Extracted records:
• • •
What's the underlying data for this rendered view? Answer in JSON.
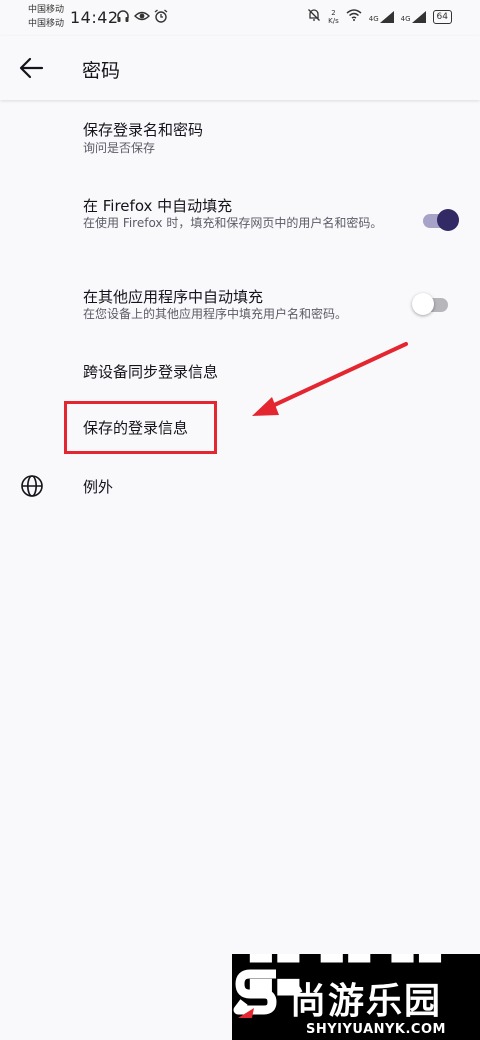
{
  "status_bar": {
    "carrier_1": "中国移动",
    "carrier_2": "中国移动",
    "time": "14:42",
    "net_speed_value": "2",
    "net_speed_unit": "K/s",
    "signal_1": "4G",
    "signal_2": "4G",
    "battery": "64"
  },
  "app_bar": {
    "title": "密码"
  },
  "settings": {
    "save_logins": {
      "title": "保存登录名和密码",
      "subtitle": "询问是否保存"
    },
    "autofill_firefox": {
      "title": "在 Firefox 中自动填充",
      "subtitle": "在使用 Firefox 时，填充和保存网页中的用户名和密码。",
      "enabled": true
    },
    "autofill_other_apps": {
      "title": "在其他应用程序中自动填充",
      "subtitle": "在您设备上的其他应用程序中填充用户名和密码。",
      "enabled": false
    },
    "sync_logins": {
      "title": "跨设备同步登录信息"
    },
    "saved_logins": {
      "title": "保存的登录信息"
    },
    "exceptions": {
      "title": "例外"
    }
  },
  "annotation": {
    "color": "#e3262f"
  },
  "theme": {
    "accent": "#312a64",
    "accent_track": "#a7a3c8"
  },
  "watermark": {
    "brand": "尚游乐园",
    "url": "SHYIYUANYK.COM"
  }
}
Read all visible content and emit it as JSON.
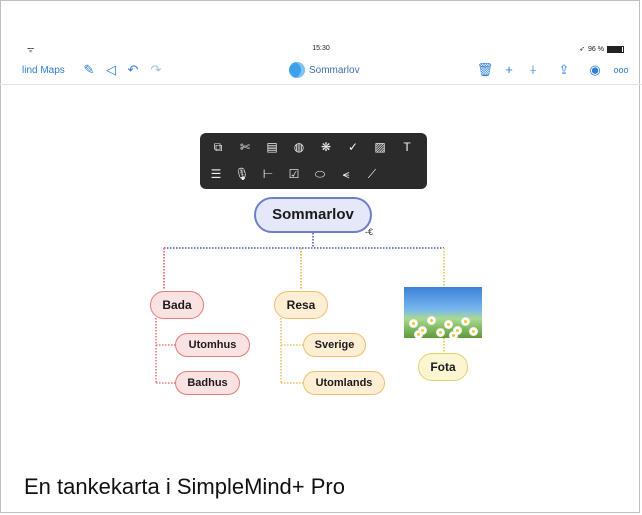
{
  "status_bar": {
    "wifi": "ᯤ",
    "time": "15:30",
    "location_glyph": "➶",
    "battery_text": "96 %",
    "battery_level": 0.96
  },
  "nav": {
    "back_label": "lind Maps",
    "title": "Sommarlov"
  },
  "toolbox": {
    "row1": [
      {
        "icon": "copy-icon",
        "glyph": "⧉"
      },
      {
        "icon": "cut-icon",
        "glyph": "✄"
      },
      {
        "icon": "clipboard-icon",
        "glyph": "▤"
      },
      {
        "icon": "palette-icon",
        "glyph": "◍"
      },
      {
        "icon": "style-icon",
        "glyph": "❋"
      },
      {
        "icon": "checkmark-icon",
        "glyph": "✓"
      },
      {
        "icon": "image-icon",
        "glyph": "▨"
      },
      {
        "icon": "text-add-icon",
        "glyph": "T"
      }
    ],
    "row2": [
      {
        "icon": "layout-icon",
        "glyph": "☰"
      },
      {
        "icon": "microphone-icon",
        "glyph": "🎙"
      },
      {
        "icon": "hierarchy-icon",
        "glyph": "⊢"
      },
      {
        "icon": "checkbox-icon",
        "glyph": "☑"
      },
      {
        "icon": "shape-icon",
        "glyph": "⬭"
      },
      {
        "icon": "share-icon",
        "glyph": "⪪"
      },
      {
        "icon": "line-icon",
        "glyph": "⟋"
      }
    ]
  },
  "mindmap": {
    "central": "Sommarlov",
    "collapse_mark": "-€",
    "branches": [
      {
        "label": "Bada",
        "color": "#e77a7a",
        "children": [
          "Utomhus",
          "Badhus"
        ]
      },
      {
        "label": "Resa",
        "color": "#f0bf6a",
        "children": [
          "Sverige",
          "Utomlands"
        ]
      },
      {
        "label": "Fota",
        "color": "#e8d06c",
        "children": []
      }
    ],
    "main_line_color": "#6d7fc8"
  },
  "caption": "En tankekarta i SimpleMind+ Pro"
}
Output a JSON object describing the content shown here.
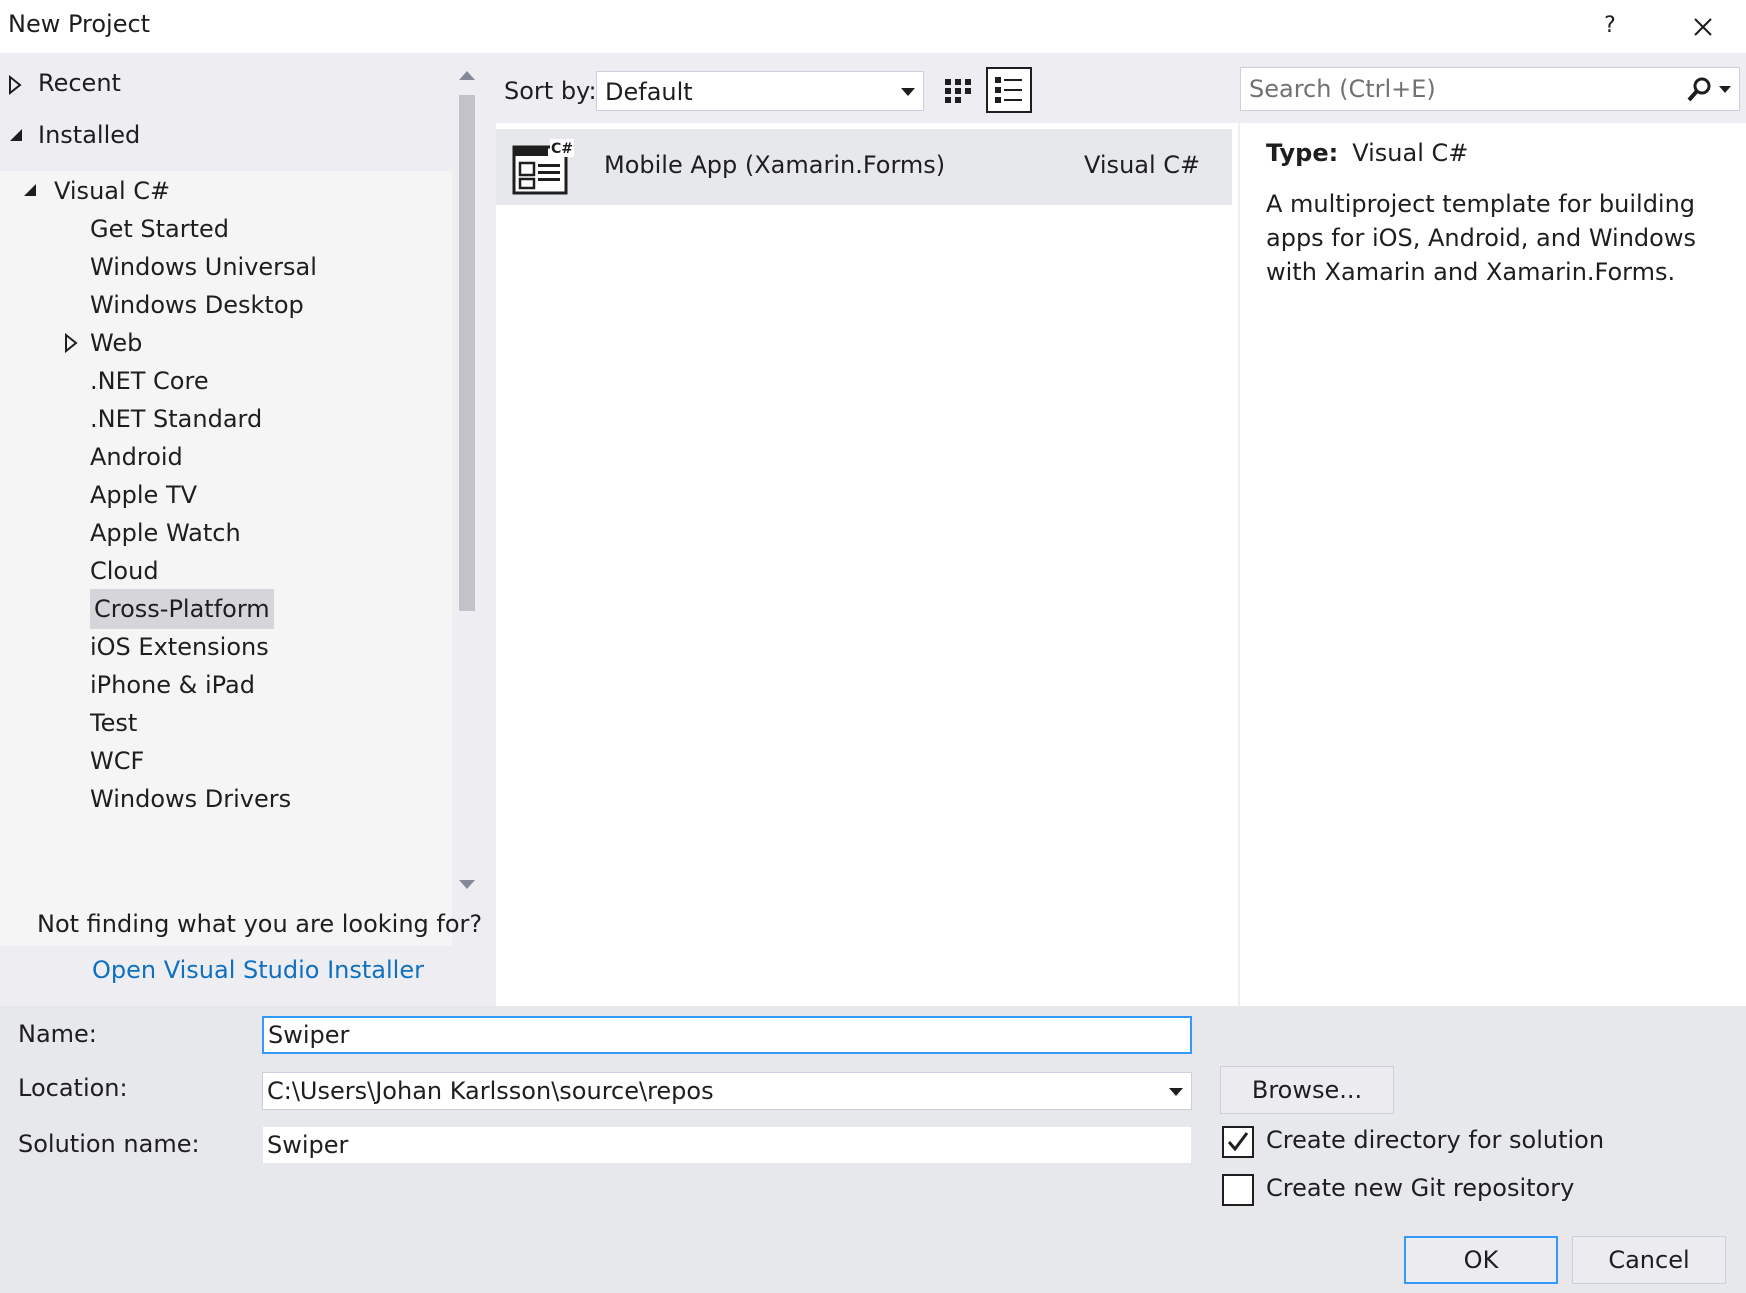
{
  "window": {
    "title": "New Project",
    "help_label": "?"
  },
  "tree": {
    "recent_label": "Recent",
    "installed_label": "Installed",
    "visual_csharp_label": "Visual C#",
    "children": [
      {
        "label": "Get Started",
        "expandable": false
      },
      {
        "label": "Windows Universal",
        "expandable": false
      },
      {
        "label": "Windows Desktop",
        "expandable": false
      },
      {
        "label": "Web",
        "expandable": true
      },
      {
        "label": ".NET Core",
        "expandable": false
      },
      {
        "label": ".NET Standard",
        "expandable": false
      },
      {
        "label": "Android",
        "expandable": false
      },
      {
        "label": "Apple TV",
        "expandable": false
      },
      {
        "label": "Apple Watch",
        "expandable": false
      },
      {
        "label": "Cloud",
        "expandable": false
      },
      {
        "label": "Cross-Platform",
        "expandable": false,
        "selected": true
      },
      {
        "label": "iOS Extensions",
        "expandable": false
      },
      {
        "label": "iPhone & iPad",
        "expandable": false
      },
      {
        "label": "Test",
        "expandable": false
      },
      {
        "label": "WCF",
        "expandable": false
      },
      {
        "label": "Windows Drivers",
        "expandable": false
      }
    ]
  },
  "not_finding": {
    "text": "Not finding what you are looking for?",
    "link": "Open Visual Studio Installer"
  },
  "sort": {
    "label": "Sort by:",
    "selected": "Default"
  },
  "templates": [
    {
      "name": "Mobile App (Xamarin.Forms)",
      "language": "Visual C#",
      "icon_badge": "C#",
      "selected": true
    }
  ],
  "search": {
    "placeholder": "Search (Ctrl+E)"
  },
  "details": {
    "type_label": "Type:",
    "type_value": "Visual C#",
    "description": "A multiproject template for building apps for iOS, Android, and Windows with Xamarin and Xamarin.Forms."
  },
  "form": {
    "name_label": "Name:",
    "name_value": "Swiper",
    "location_label": "Location:",
    "location_value": "C:\\Users\\Johan Karlsson\\source\\repos",
    "solution_label": "Solution name:",
    "solution_value": "Swiper",
    "browse_label": "Browse...",
    "create_directory_label": "Create directory for solution",
    "create_directory_checked": true,
    "git_label": "Create new Git repository",
    "git_checked": false,
    "ok_label": "OK",
    "cancel_label": "Cancel"
  },
  "colors": {
    "accent": "#3399ff",
    "link": "#0e70c0",
    "panel_bg": "#eeeef2",
    "selected_item_bg": "#d6d6da"
  },
  "icons": {
    "expand_collapsed": "triangle-right-icon",
    "expand_open": "triangle-down-right-icon",
    "search": "magnifier-icon",
    "view_small": "grid-icon",
    "view_list": "list-icon"
  }
}
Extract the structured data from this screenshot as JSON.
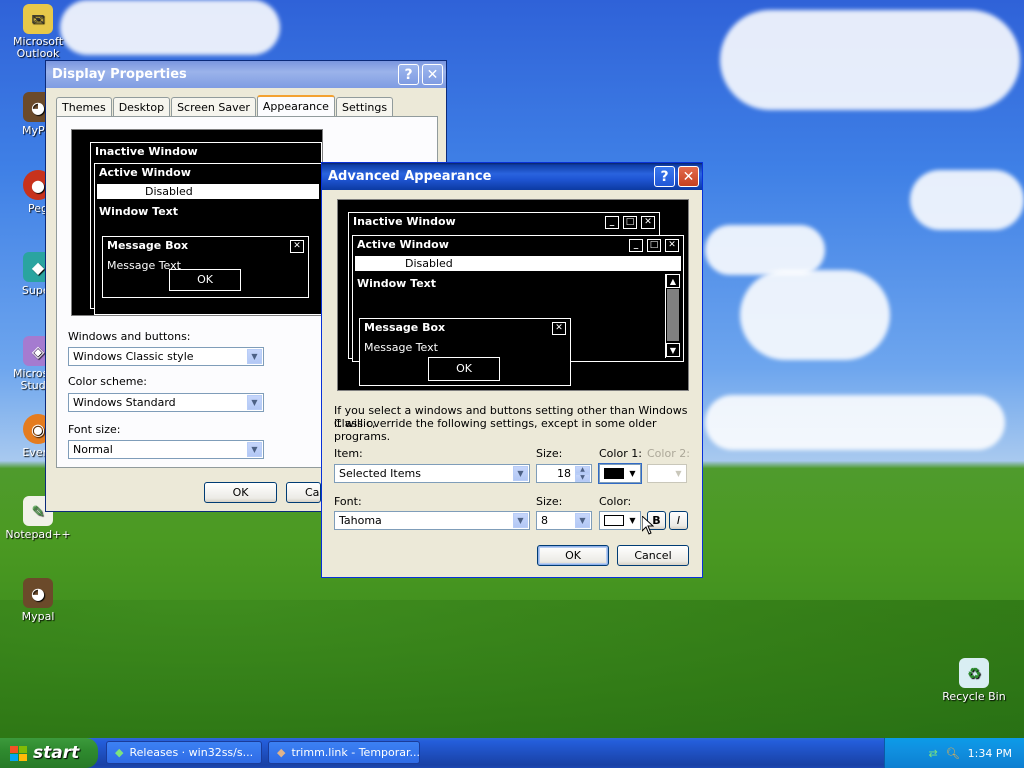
{
  "desktop": {
    "icons": [
      {
        "label": "Microsoft Outlook"
      },
      {
        "label": "MyPal"
      },
      {
        "label": "Peg"
      },
      {
        "label": "Super"
      },
      {
        "label": "Microsoft Studio"
      },
      {
        "label": "Every"
      },
      {
        "label": "Notepad++"
      },
      {
        "label": "Mypal"
      },
      {
        "label": "Recycle Bin"
      }
    ]
  },
  "display_properties": {
    "title": "Display Properties",
    "tabs": [
      "Themes",
      "Desktop",
      "Screen Saver",
      "Appearance",
      "Settings"
    ],
    "selected_tab": "Appearance",
    "preview": {
      "inactive_title": "Inactive Window",
      "active_title": "Active Window",
      "disabled": "Disabled",
      "window_text": "Window Text",
      "message_box_title": "Message Box",
      "message_text": "Message Text",
      "ok": "OK"
    },
    "windows_buttons_label": "Windows and buttons:",
    "windows_buttons_value": "Windows Classic style",
    "color_scheme_label": "Color scheme:",
    "color_scheme_value": "Windows Standard",
    "font_size_label": "Font size:",
    "font_size_value": "Normal",
    "ok": "OK",
    "cancel": "Car"
  },
  "advanced": {
    "title": "Advanced Appearance",
    "preview": {
      "inactive_title": "Inactive Window",
      "active_title": "Active Window",
      "disabled": "Disabled",
      "window_text": "Window Text",
      "message_box_title": "Message Box",
      "message_text": "Message Text",
      "ok": "OK"
    },
    "info_line1": "If you select a windows and buttons setting other than Windows Classic,",
    "info_line2": "it will override the following settings, except in some older programs.",
    "item_label": "Item:",
    "item_value": "Selected Items",
    "size_label": "Size:",
    "size_value": "18",
    "color1_label": "Color 1:",
    "color2_label": "Color 2:",
    "font_label": "Font:",
    "font_value": "Tahoma",
    "font_size_label": "Size:",
    "font_size_value": "8",
    "color_label": "Color:",
    "bold": "B",
    "italic": "I",
    "ok": "OK",
    "cancel": "Cancel",
    "color1_hex": "#000000",
    "color_hex": "#ffffff"
  },
  "taskbar": {
    "start": "start",
    "buttons": [
      "Releases · win32ss/s...",
      "trimm.link - Temporar..."
    ],
    "clock": "1:34 PM"
  }
}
• • •
### Description of the task
Locate each line containing the string "true" and show it.

### Solved exercise
      "enabled": true
        "expandable": true
        "selected": true
      "selected": true
    "create_directory_checked": true,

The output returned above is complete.